> TO BE DONE: Quote all entries in full, exactly.
** START PROVIDED MATERIAL **
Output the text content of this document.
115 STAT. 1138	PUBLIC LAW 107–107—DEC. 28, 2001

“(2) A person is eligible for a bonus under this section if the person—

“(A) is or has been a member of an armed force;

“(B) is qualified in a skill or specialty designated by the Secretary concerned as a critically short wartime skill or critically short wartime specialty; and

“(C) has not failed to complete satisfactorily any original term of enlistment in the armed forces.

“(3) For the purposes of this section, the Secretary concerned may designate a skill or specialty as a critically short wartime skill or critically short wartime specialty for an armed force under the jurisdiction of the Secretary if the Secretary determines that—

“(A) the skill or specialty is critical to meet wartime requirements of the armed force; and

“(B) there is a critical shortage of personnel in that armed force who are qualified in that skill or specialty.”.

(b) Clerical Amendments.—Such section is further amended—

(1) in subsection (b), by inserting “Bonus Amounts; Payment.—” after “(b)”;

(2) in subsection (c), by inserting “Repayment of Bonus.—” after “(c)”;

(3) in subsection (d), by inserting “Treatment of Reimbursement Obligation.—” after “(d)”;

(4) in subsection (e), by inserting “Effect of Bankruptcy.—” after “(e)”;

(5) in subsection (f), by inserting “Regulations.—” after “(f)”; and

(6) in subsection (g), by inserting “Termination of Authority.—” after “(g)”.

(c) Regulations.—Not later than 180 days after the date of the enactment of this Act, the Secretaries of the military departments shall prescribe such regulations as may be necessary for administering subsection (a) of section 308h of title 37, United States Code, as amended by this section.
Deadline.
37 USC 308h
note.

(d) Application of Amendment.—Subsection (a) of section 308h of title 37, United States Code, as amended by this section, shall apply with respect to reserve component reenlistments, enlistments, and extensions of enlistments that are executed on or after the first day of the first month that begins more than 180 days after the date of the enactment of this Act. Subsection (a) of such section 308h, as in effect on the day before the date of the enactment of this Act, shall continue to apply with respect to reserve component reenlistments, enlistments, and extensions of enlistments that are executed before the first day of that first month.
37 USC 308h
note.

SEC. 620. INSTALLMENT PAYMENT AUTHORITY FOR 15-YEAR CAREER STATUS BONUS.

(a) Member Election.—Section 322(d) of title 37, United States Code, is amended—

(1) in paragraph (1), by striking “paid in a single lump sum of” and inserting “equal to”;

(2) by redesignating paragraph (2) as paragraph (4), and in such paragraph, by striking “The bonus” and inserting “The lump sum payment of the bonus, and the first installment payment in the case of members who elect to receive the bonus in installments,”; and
** END PROVIDED MATERIAL **
> RESULT OF THE TASK:
Output the text content of this document.
115 STAT. 1138	PUBLIC LAW 107–107—DEC. 28, 2001

“(2) A person is eligible for a bonus under this section if the person—

“(A) is or has been a member of an armed force;

“(B) is qualified in a skill or specialty designated by the Secretary concerned as a critically short wartime skill or critically short wartime specialty; and

“(C) has not failed to complete satisfactorily any original term of enlistment in the armed forces.

“(3) For the purposes of this section, the Secretary concerned may designate a skill or specialty as a critically short wartime skill or critically short wartime specialty for an armed force under the jurisdiction of the Secretary if the Secretary determines that—

“(A) the skill or specialty is critical to meet wartime requirements of the armed force; and

“(B) there is a critical shortage of personnel in that armed force who are qualified in that skill or specialty.”.

(b) Clerical Amendments.—Such section is further amended—

(1) in subsection (b), by inserting “Bonus Amounts; Payment.—” after “(b)”;

(2) in subsection (c), by inserting “Repayment of Bonus.—” after “(c)”;

(3) in subsection (d), by inserting “Treatment of Reimbursement Obligation.—” after “(d)”;

(4) in subsection (e), by inserting “Effect of Bankruptcy.—” after “(e)”;

(5) in subsection (f), by inserting “Regulations.—” after “(f)”; and

(6) in subsection (g), by inserting “Termination of Authority.—” after “(g)”.

(c) Regulations.—Not later than 180 days after the date of the enactment of this Act, the Secretaries of the military departments shall prescribe such regulations as may be necessary for administering subsection (a) of section 308h of title 37, United States Code, as amended by this section.
Deadline.
37 USC 308h
note.

(d) Application of Amendment.—Subsection (a) of section 308h of title 37, United States Code, as amended by this section, shall apply with respect to reserve component reenlistments, enlistments, and extensions of enlistments that are executed on or after the first day of the first month that begins more than 180 days after the date of the enactment of this Act. Subsection (a) of such section 308h, as in effect on the day before the date of the enactment of this Act, shall continue to apply with respect to reserve component reenlistments, enlistments, and extensions of enlistments that are executed before the first day of that first month.
37 USC 308h
note.

SEC. 620. INSTALLMENT PAYMENT AUTHORITY FOR 15-YEAR CAREER STATUS BONUS.

(a) Member Election.—Section 322(d) of title 37, United States Code, is amended—

(1) in paragraph (1), by striking “paid in a single lump sum of” and inserting “equal to”;

(2) by redesignating paragraph (2) as paragraph (4), and in such paragraph, by striking “The bonus” and inserting “The lump sum payment of the bonus, and the first installment payment in the case of members who elect to receive the bonus in installments,”; and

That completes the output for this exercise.